• **Exercise**
Each entry below is to be transcribed exactly.

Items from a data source
────────────────
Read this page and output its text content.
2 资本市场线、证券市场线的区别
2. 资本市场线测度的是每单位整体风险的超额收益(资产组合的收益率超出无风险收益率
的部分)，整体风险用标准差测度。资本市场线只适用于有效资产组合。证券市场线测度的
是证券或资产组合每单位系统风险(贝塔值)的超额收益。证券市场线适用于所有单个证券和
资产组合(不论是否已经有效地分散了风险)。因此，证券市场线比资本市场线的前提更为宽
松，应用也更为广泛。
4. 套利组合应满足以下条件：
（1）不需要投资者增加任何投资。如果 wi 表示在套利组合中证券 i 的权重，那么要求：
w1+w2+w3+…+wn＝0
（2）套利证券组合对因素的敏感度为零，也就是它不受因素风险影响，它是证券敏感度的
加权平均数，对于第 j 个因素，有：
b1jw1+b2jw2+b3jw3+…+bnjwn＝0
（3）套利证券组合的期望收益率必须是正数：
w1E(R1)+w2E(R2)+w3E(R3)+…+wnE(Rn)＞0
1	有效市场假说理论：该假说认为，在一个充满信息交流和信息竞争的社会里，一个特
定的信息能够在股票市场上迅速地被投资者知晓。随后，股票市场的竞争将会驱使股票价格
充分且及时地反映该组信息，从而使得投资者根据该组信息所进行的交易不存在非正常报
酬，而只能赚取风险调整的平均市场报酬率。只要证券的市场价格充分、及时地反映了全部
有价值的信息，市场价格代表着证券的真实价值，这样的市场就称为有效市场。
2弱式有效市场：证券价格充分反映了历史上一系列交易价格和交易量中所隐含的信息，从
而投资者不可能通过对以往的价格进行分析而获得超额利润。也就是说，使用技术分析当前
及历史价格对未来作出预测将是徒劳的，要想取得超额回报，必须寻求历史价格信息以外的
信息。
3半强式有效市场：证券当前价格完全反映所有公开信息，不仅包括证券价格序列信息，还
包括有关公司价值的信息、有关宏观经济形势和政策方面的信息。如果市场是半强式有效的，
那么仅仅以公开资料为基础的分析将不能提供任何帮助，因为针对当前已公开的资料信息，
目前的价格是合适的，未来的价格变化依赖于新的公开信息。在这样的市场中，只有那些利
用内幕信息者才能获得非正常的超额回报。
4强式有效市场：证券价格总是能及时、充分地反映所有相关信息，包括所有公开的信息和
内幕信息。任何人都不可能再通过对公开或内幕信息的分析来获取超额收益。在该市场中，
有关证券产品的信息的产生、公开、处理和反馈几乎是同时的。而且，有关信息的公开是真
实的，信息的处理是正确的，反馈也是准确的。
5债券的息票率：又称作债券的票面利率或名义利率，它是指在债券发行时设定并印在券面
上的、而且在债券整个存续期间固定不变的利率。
────────────────
• **Solution to the exercise**
Read this page and output its text content.
2 资本市场线、证券市场线的区别
2. 资本市场线测度的是每单位整体风险的超额收益(资产组合的收益率超出无风险收益率
的部分)，整体风险用标准差测度。资本市场线只适用于有效资产组合。证券市场线测度的
是证券或资产组合每单位系统风险(贝塔值)的超额收益。证券市场线适用于所有单个证券和
资产组合(不论是否已经有效地分散了风险)。因此，证券市场线比资本市场线的前提更为宽
松，应用也更为广泛。
4. 套利组合应满足以下条件：
（1）不需要投资者增加任何投资。如果 wi 表示在套利组合中证券 i 的权重，那么要求：
w1+w2+w3+…+wn＝0
（2）套利证券组合对因素的敏感度为零，也就是它不受因素风险影响，它是证券敏感度的
加权平均数，对于第 j 个因素，有：
b1jw1+b2jw2+b3jw3+…+bnjwn＝0
（3）套利证券组合的期望收益率必须是正数：
w1E(R1)+w2E(R2)+w3E(R3)+…+wnE(Rn)＞0
1	有效市场假说理论：该假说认为，在一个充满信息交流和信息竞争的社会里，一个特
定的信息能够在股票市场上迅速地被投资者知晓。随后，股票市场的竞争将会驱使股票价格
充分且及时地反映该组信息，从而使得投资者根据该组信息所进行的交易不存在非正常报
酬，而只能赚取风险调整的平均市场报酬率。只要证券的市场价格充分、及时地反映了全部
有价值的信息，市场价格代表着证券的真实价值，这样的市场就称为有效市场。
2弱式有效市场：证券价格充分反映了历史上一系列交易价格和交易量中所隐含的信息，从
而投资者不可能通过对以往的价格进行分析而获得超额利润。也就是说，使用技术分析当前
及历史价格对未来作出预测将是徒劳的，要想取得超额回报，必须寻求历史价格信息以外的
信息。
3半强式有效市场：证券当前价格完全反映所有公开信息，不仅包括证券价格序列信息，还
包括有关公司价值的信息、有关宏观经济形势和政策方面的信息。如果市场是半强式有效的，
那么仅仅以公开资料为基础的分析将不能提供任何帮助，因为针对当前已公开的资料信息，
目前的价格是合适的，未来的价格变化依赖于新的公开信息。在这样的市场中，只有那些利
用内幕信息者才能获得非正常的超额回报。
4强式有效市场：证券价格总是能及时、充分地反映所有相关信息，包括所有公开的信息和
内幕信息。任何人都不可能再通过对公开或内幕信息的分析来获取超额收益。在该市场中，
有关证券产品的信息的产生、公开、处理和反馈几乎是同时的。而且，有关信息的公开是真
实的，信息的处理是正确的，反馈也是准确的。
5债券的息票率：又称作债券的票面利率或名义利率，它是指在债券发行时设定并印在券面
上的、而且在债券整个存续期间固定不变的利率。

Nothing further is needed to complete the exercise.